**Aim of the exercise**: In the listing that follows, count every line with the word "Pesticide" in it and write only the total.
— Start Provided data —
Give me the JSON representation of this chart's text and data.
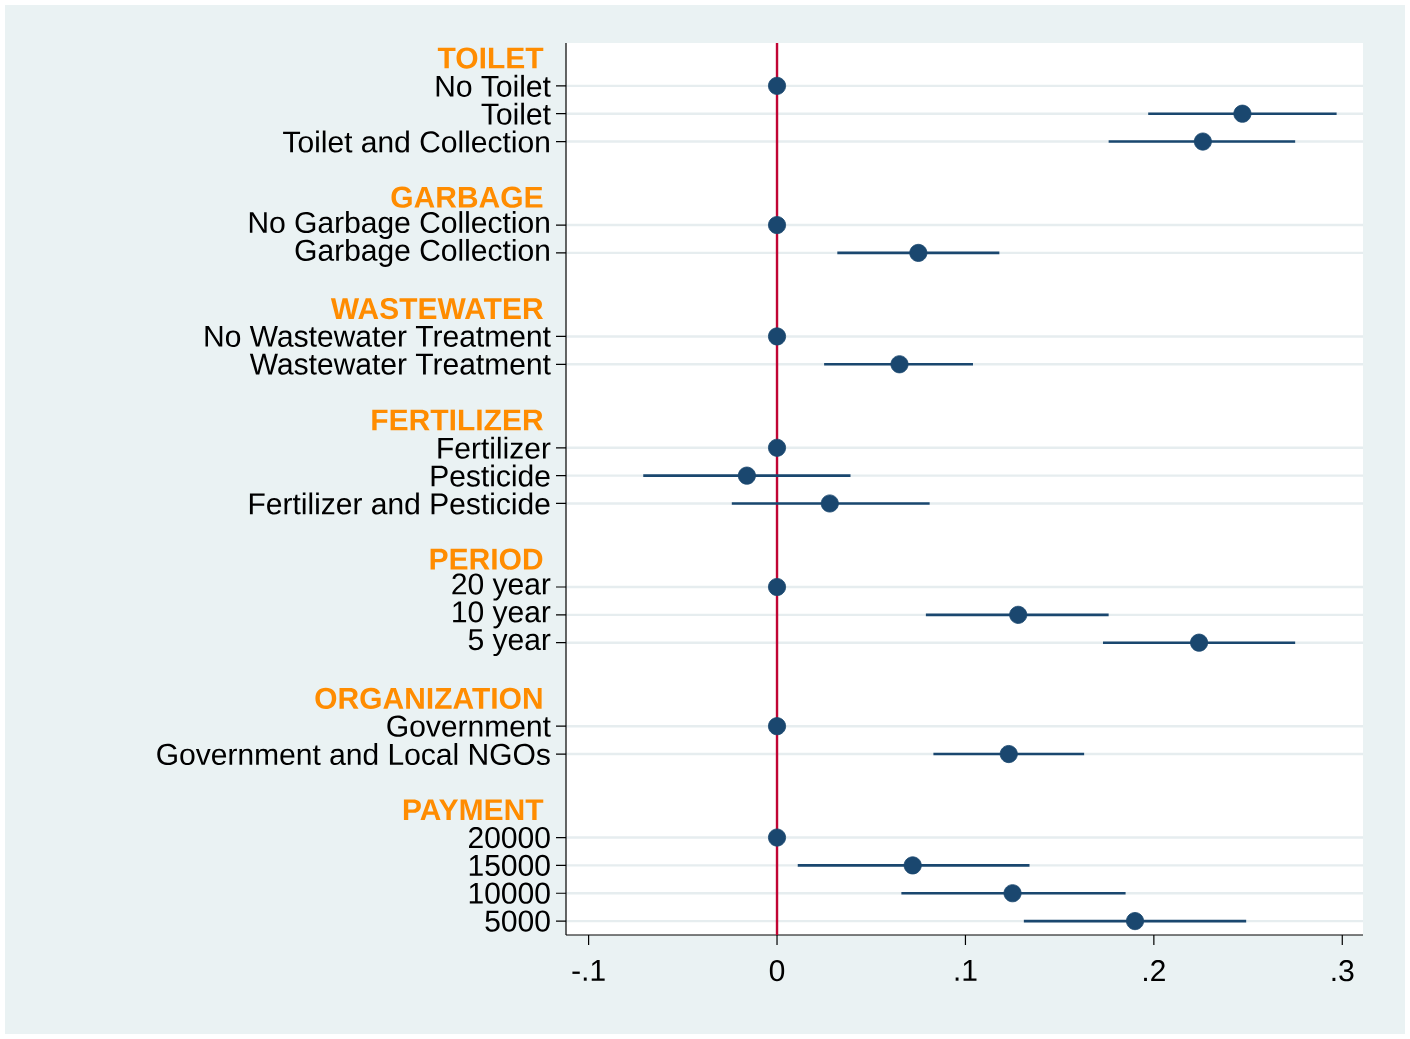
{
  "chart_data": {
    "type": "scatter",
    "orientation": "horizontal",
    "marker": "circle",
    "grid": "y",
    "color": "#1a476f",
    "categories": [
      "TOILET",
      "No Toilet",
      "Toilet",
      "Toilet and Collection",
      null,
      "GARBAGE",
      "No Garbage Collection",
      "Garbage Collection",
      null,
      "WASTEWATER",
      "No Wastewater Treatment",
      "Wastewater Treatment",
      null,
      "FERTILIZER",
      "Fertilizer",
      "Pesticide",
      "Fertilizer and Pesticide",
      null,
      "PERIOD",
      "20 year",
      "10 year",
      "5 year",
      null,
      "ORGANIZATION",
      "Government",
      "Government and Local NGOs",
      null,
      "PAYMENT",
      "20000",
      "15000",
      "10000",
      "5000"
    ],
    "values": [
      null,
      0,
      0.247,
      0.226,
      null,
      null,
      0,
      0.075,
      null,
      null,
      0,
      0.065,
      null,
      null,
      0,
      -0.016,
      0.028,
      null,
      null,
      0,
      0.128,
      0.224,
      null,
      null,
      0,
      0.123,
      null,
      null,
      0,
      0.072,
      0.125,
      0.19
    ],
    "errors": [
      null,
      null,
      [
        0.197,
        0.297
      ],
      [
        0.176,
        0.275
      ],
      null,
      null,
      null,
      [
        0.032,
        0.118
      ],
      null,
      null,
      null,
      [
        0.025,
        0.104
      ],
      null,
      null,
      null,
      [
        -0.071,
        0.039
      ],
      [
        -0.024,
        0.081
      ],
      null,
      null,
      null,
      [
        0.079,
        0.176
      ],
      [
        0.173,
        0.275
      ],
      null,
      null,
      null,
      [
        0.083,
        0.163
      ],
      null,
      null,
      null,
      [
        0.011,
        0.134
      ],
      [
        0.066,
        0.185
      ],
      [
        0.131,
        0.249
      ]
    ],
    "xlim": [
      -0.112,
      0.311
    ],
    "xticks": [
      {
        "value": -0.1,
        "label": "-.1"
      },
      0,
      {
        "value": 0.1,
        "label": ".1"
      },
      {
        "value": 0.2,
        "label": ".2"
      },
      {
        "value": 0.3,
        "label": ".3"
      }
    ],
    "ref_lines": [
      {
        "axis": "x",
        "value": 0,
        "color": "#c10534"
      }
    ]
  }
}
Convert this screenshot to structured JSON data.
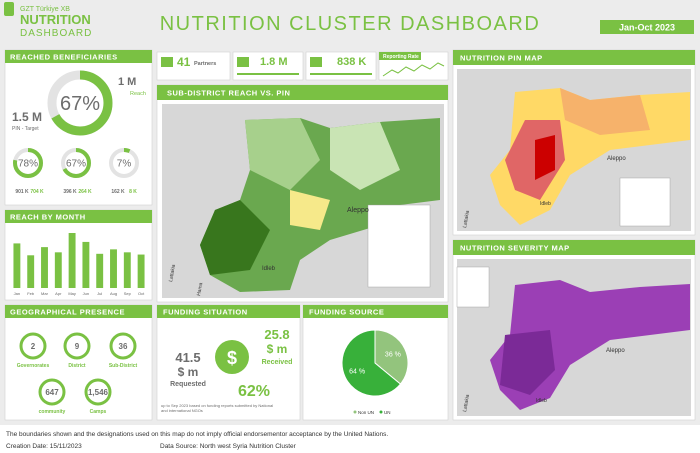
{
  "header": {
    "logo_line1": "GZT Türkiye XB",
    "logo_line2": "NUTRITION",
    "logo_line3": "DASHBOARD",
    "title": "NUTRITION CLUSTER DASHBOARD",
    "period": "Jan-Oct 2023"
  },
  "reached": {
    "title": "REACHED BENEFICIARIES",
    "reach": "1 M",
    "reach_label": "Reach",
    "target": "1.5 M",
    "target_label": "PIN - Target",
    "percent": 67,
    "percent_label": "67%",
    "groups": [
      {
        "percent": 78,
        "label": "78%",
        "a": "901 K",
        "b": "704 K"
      },
      {
        "percent": 67,
        "label": "67%",
        "a": "396 K",
        "b": "264 K"
      },
      {
        "percent": 7,
        "label": "7%",
        "a": "162 K",
        "b": "8 K"
      }
    ]
  },
  "reach_by_month": {
    "title": "REACH BY MONTH",
    "categories": [
      "Jan",
      "Feb",
      "Mar",
      "Apr",
      "May",
      "Jun",
      "Jul",
      "Aug",
      "Sep",
      "Oct"
    ],
    "values": [
      60,
      44,
      55,
      48,
      74,
      62,
      46,
      52,
      48,
      45
    ]
  },
  "kpis": {
    "partners": "41",
    "partners_label": "Partners",
    "total": "1.8 M",
    "count": "838 K",
    "reporting": "Reporting Rate"
  },
  "geo": {
    "title": "GEOGRAPHICAL PRESENCE",
    "items": [
      {
        "value": "2",
        "label": "Governorates"
      },
      {
        "value": "9",
        "label": "District"
      },
      {
        "value": "36",
        "label": "Sub-District"
      },
      {
        "value": "647",
        "label": "community"
      },
      {
        "value": "1,546",
        "label": "Camps"
      }
    ]
  },
  "reach_map": {
    "title": "SUB-DISTRICT REACH VS. PIN",
    "places": [
      "Aleppo",
      "Idleb",
      "Lattakia",
      "Hama"
    ]
  },
  "funding": {
    "title": "FUNDING SITUATION",
    "requested": "41.5",
    "requested_unit": "$ m",
    "requested_label": "Requested",
    "received": "25.8",
    "received_unit": "$ m",
    "received_label": "Received",
    "percent": "62%",
    "note": [
      "up to Sep 2023 based on funding reports submitted by National",
      "and international NGOs"
    ]
  },
  "funding_source": {
    "title": "FUNDING SOURCE",
    "labels": [
      "Non UN",
      "UN"
    ],
    "values": [
      36,
      64
    ],
    "value_labels": [
      "36 %",
      "64 %"
    ],
    "colors": [
      "#93c47d",
      "#38b03a"
    ]
  },
  "pin_map": {
    "title": "NUTRITION PIN MAP",
    "places": [
      "Aleppo",
      "Idleb",
      "Lattakia"
    ]
  },
  "severity_map": {
    "title": "NUTRITION SEVERITY MAP",
    "places": [
      "Aleppo",
      "Idleb",
      "Lattakia"
    ]
  },
  "footer": {
    "disclaimer": "The boundaries shown and the designations used on this map do not imply official endorsementor acceptance by the United Nations.",
    "created": "Creation Date: 15/11/2023",
    "source": "Data Source: North west Syria Nutrition Cluster"
  }
}
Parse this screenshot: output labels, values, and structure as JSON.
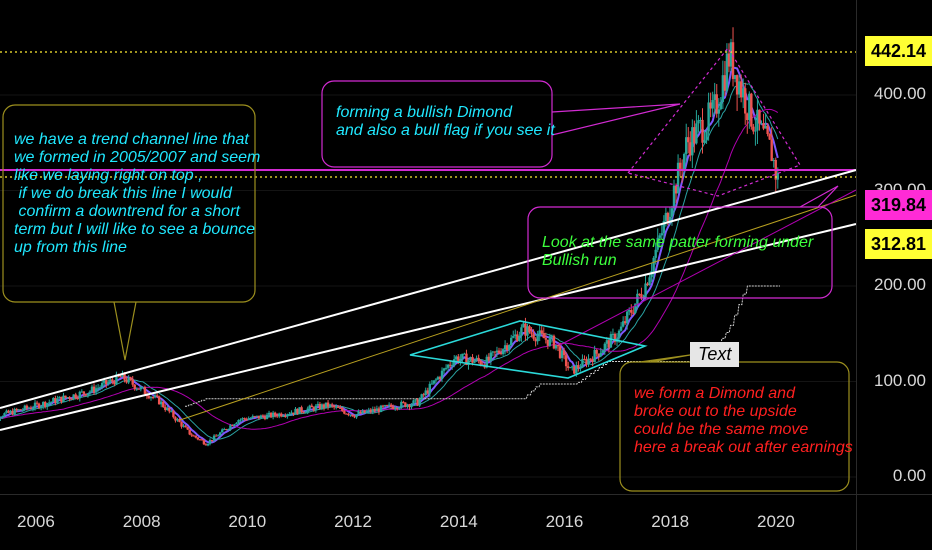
{
  "chart_data": {
    "type": "candlestick",
    "x_range": [
      2005.0,
      2021.6
    ],
    "y_range": [
      -15,
      470
    ],
    "x_ticks": [
      "2006",
      "2008",
      "2010",
      "2012",
      "2014",
      "2016",
      "2018",
      "2020"
    ],
    "y_ticks": [
      "400.00",
      "300.00",
      "200.00",
      "100.00",
      "0.00"
    ],
    "price_labels": [
      {
        "value": "442.14",
        "color": "#ffff33"
      },
      {
        "value": "319.84",
        "color": "#ff2bd6"
      },
      {
        "value": "312.81",
        "color": "#ffff33"
      }
    ],
    "up_color": "#26a69a",
    "down_color": "#ef5350",
    "approx_close_series": [
      {
        "t": 2005.0,
        "v": 60
      },
      {
        "t": 2006.0,
        "v": 75
      },
      {
        "t": 2007.0,
        "v": 90
      },
      {
        "t": 2007.6,
        "v": 105
      },
      {
        "t": 2008.3,
        "v": 80
      },
      {
        "t": 2008.9,
        "v": 45
      },
      {
        "t": 2009.2,
        "v": 35
      },
      {
        "t": 2009.8,
        "v": 60
      },
      {
        "t": 2010.5,
        "v": 65
      },
      {
        "t": 2011.5,
        "v": 75
      },
      {
        "t": 2012.0,
        "v": 65
      },
      {
        "t": 2012.8,
        "v": 75
      },
      {
        "t": 2013.2,
        "v": 78
      },
      {
        "t": 2013.9,
        "v": 125
      },
      {
        "t": 2014.5,
        "v": 120
      },
      {
        "t": 2015.2,
        "v": 155
      },
      {
        "t": 2015.8,
        "v": 140
      },
      {
        "t": 2016.1,
        "v": 110
      },
      {
        "t": 2016.6,
        "v": 130
      },
      {
        "t": 2017.0,
        "v": 150
      },
      {
        "t": 2017.5,
        "v": 200
      },
      {
        "t": 2017.9,
        "v": 270
      },
      {
        "t": 2018.3,
        "v": 350
      },
      {
        "t": 2018.8,
        "v": 380
      },
      {
        "t": 2019.1,
        "v": 442
      },
      {
        "t": 2019.5,
        "v": 380
      },
      {
        "t": 2019.9,
        "v": 340
      },
      {
        "t": 2020.0,
        "v": 312
      }
    ],
    "annotations": [
      "we have a trend channel line that\nwe formed in 2005/2007 and seem\nlike we laying right on top ,\n if we do break this line I would\n confirm a downtrend for a short\nterm but I will like to see a bounce\nup from this line",
      "forming a bullish Dimond\nand also a bull flag if you see it",
      "Look at the same patter forming under\nBullish run",
      "we form a Dimond and\nbroke out to the upside\ncould be the same move\nhere a break out after earnings",
      "Text"
    ]
  },
  "colors": {
    "annotation_cyan": "#20e8ff",
    "annotation_green": "#3dff3d",
    "annotation_red": "#ff2020",
    "diamond_cyan": "#2bd9d9",
    "magenta": "#d22bd2",
    "yellow_dotted": "#ffee33"
  }
}
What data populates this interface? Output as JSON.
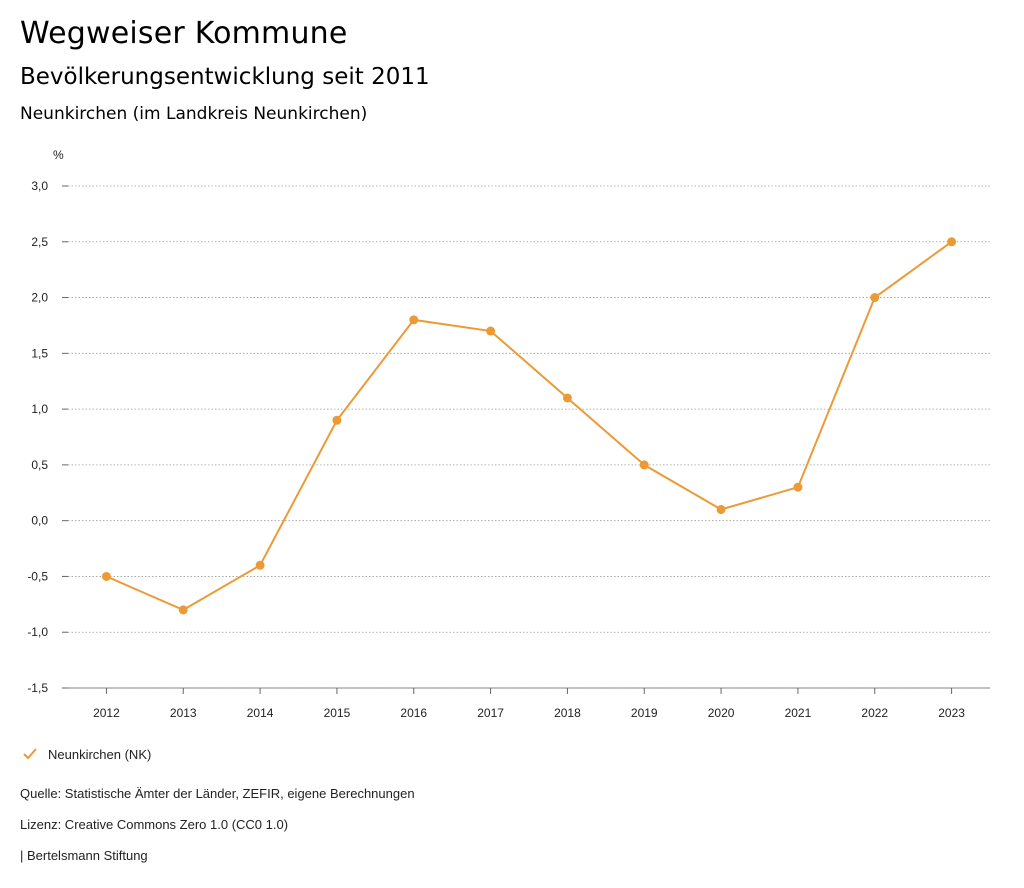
{
  "header": {
    "title": "Wegweiser Kommune",
    "subtitle": "Bevölkerungsentwicklung seit 2011",
    "region": "Neunkirchen (im Landkreis Neunkirchen)"
  },
  "chart_data": {
    "type": "line",
    "ylabel": "%",
    "ylim": [
      -1.5,
      3.0
    ],
    "y_ticks": [
      "3,0",
      "2,5",
      "2,0",
      "1,5",
      "1,0",
      "0,5",
      "0,0",
      "-0,5",
      "-1,0",
      "-1,5"
    ],
    "y_tick_values": [
      3.0,
      2.5,
      2.0,
      1.5,
      1.0,
      0.5,
      0.0,
      -0.5,
      -1.0,
      -1.5
    ],
    "categories": [
      "2012",
      "2013",
      "2014",
      "2015",
      "2016",
      "2017",
      "2018",
      "2019",
      "2020",
      "2021",
      "2022",
      "2023"
    ],
    "series": [
      {
        "name": "Neunkirchen (NK)",
        "color": "#ec9a36",
        "values": [
          -0.5,
          -0.8,
          -0.4,
          0.9,
          1.8,
          1.7,
          1.1,
          0.5,
          0.1,
          0.3,
          2.0,
          2.5
        ]
      }
    ],
    "grid": true,
    "legend_position": "bottom-left"
  },
  "footer": {
    "source": "Quelle: Statistische Ämter der Länder, ZEFIR, eigene Berechnungen",
    "license": "Lizenz: Creative Commons Zero 1.0 (CC0 1.0)",
    "brand": "| Bertelsmann Stiftung"
  }
}
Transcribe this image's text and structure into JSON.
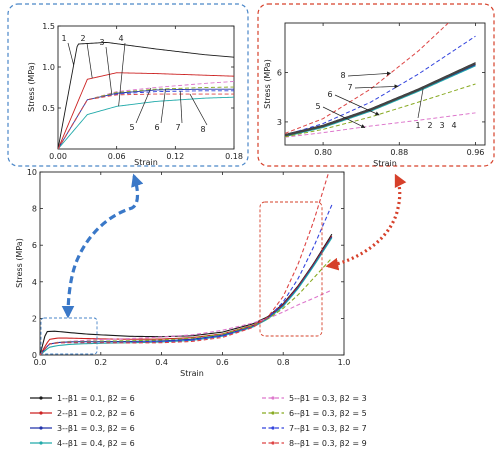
— End Provided data —
**Result of this exercise**: 2